* Instructions for the task:
Leave out the pictures and copy everything else in the entries exactly.

* Data for the task:

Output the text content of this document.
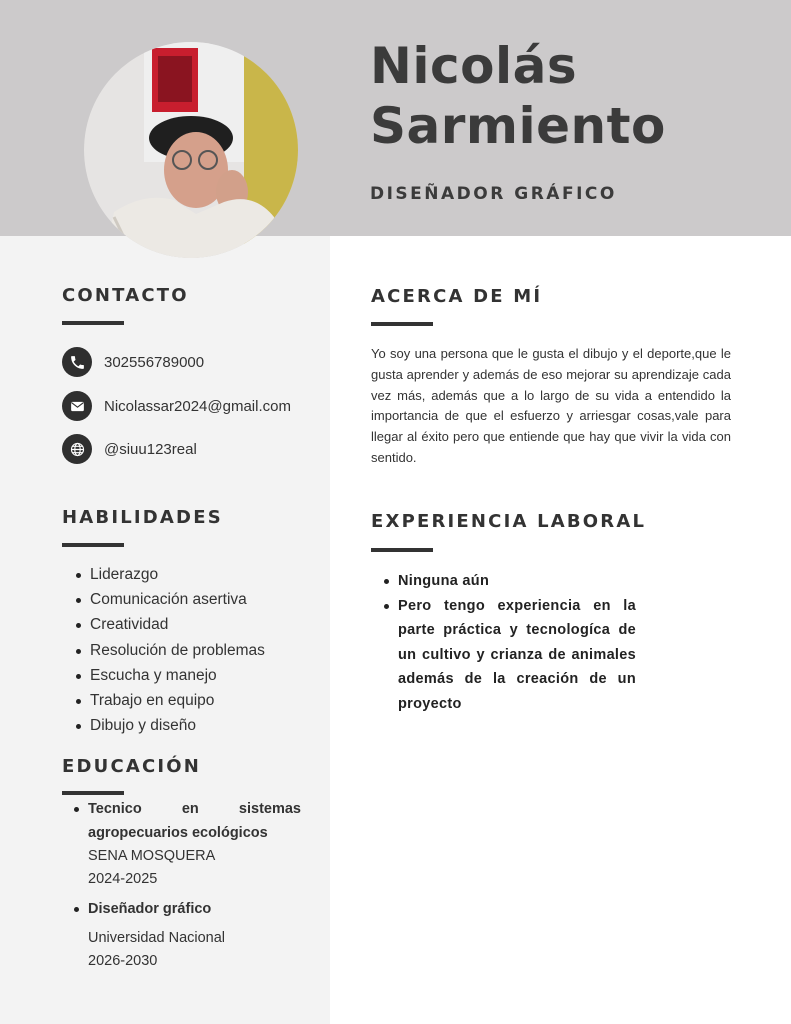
Nicolás
Sarmiento
DISEÑADOR GRÁFICO
CONTACTO
302556789000
Nicolassar2024@gmail.com
@siuu123real
HABILIDADES
Liderazgo
Comunicación asertiva
Creatividad
Resolución de problemas
Escucha y manejo
Trabajo en equipo
Dibujo y diseño
EDUCACIÓN
Tecnico en sistemas agropecuarios ecológicos
SENA MOSQUERA
2024-2025
Diseñador gráfico
Universidad Nacional
2026-2030
ACERCA DE MÍ
Yo soy una persona que le gusta el dibujo y el deporte,que le gusta aprender y además de eso mejorar su aprendizaje cada vez más, además que a lo largo de su vida a entendido la importancia de que el esfuerzo y arriesgar cosas,vale para llegar al éxito pero que entiende que hay que vivir la vida con sentido.
EXPERIENCIA LABORAL
Ninguna aún
Pero tengo experiencia en la parte práctica y tecnologíca de un cultivo y crianza de animales además de la creación de un proyecto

* Correct output:
Output the text content of this document.
Nicolás
Sarmiento
DISEÑADOR GRÁFICO
CONTACTO
302556789000
Nicolassar2024@gmail.com
@siuu123real
HABILIDADES
Liderazgo
Comunicación asertiva
Creatividad
Resolución de problemas
Escucha y manejo
Trabajo en equipo
Dibujo y diseño
EDUCACIÓN
Tecnico en sistemas agropecuarios ecológicos
SENA MOSQUERA
2024-2025
Diseñador gráfico
Universidad Nacional
2026-2030
ACERCA DE MÍ
Yo soy una persona que le gusta el dibujo y el deporte,que le gusta aprender y además de eso mejorar su aprendizaje cada vez más, además que a lo largo de su vida a entendido la importancia de que el esfuerzo y arriesgar cosas,vale para llegar al éxito pero que entiende que hay que vivir la vida con sentido.
EXPERIENCIA LABORAL
Ninguna aún
Pero tengo experiencia en la parte práctica y tecnologíca de un cultivo y crianza de animales además de la creación de un proyecto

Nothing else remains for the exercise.